What you should do -
Using the listing below, report all lines holding the word "SliceVault".

Records shown -
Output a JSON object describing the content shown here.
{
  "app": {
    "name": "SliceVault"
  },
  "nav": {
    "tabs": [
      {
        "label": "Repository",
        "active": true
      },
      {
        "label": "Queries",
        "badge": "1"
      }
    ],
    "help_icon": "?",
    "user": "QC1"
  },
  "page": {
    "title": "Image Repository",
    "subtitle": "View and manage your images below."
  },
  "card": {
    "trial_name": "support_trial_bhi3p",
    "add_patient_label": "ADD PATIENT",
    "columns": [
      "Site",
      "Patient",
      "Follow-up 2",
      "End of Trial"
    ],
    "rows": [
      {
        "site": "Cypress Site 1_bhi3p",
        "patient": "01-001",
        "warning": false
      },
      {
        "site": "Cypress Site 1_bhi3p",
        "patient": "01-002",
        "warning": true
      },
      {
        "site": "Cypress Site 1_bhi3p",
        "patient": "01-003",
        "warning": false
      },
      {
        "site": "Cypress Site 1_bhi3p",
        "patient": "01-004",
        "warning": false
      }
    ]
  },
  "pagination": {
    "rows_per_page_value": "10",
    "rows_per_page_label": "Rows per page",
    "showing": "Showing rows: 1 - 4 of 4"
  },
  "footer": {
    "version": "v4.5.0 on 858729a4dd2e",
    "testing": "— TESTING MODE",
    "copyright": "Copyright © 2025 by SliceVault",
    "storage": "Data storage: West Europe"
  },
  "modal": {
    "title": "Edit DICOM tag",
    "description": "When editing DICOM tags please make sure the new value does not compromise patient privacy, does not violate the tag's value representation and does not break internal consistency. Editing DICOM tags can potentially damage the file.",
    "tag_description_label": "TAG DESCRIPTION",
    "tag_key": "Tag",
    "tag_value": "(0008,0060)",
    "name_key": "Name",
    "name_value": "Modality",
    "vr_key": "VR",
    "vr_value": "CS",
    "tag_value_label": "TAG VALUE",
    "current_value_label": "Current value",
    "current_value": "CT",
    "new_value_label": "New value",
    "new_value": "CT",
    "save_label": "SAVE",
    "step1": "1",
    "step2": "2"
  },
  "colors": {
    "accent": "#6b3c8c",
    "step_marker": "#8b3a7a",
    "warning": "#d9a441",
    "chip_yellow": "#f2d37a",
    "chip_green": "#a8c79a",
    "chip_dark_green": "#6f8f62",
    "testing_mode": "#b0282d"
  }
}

Finished exercise -
    "name": "SliceVault"
    "copyright": "Copyright © 2025 by SliceVault",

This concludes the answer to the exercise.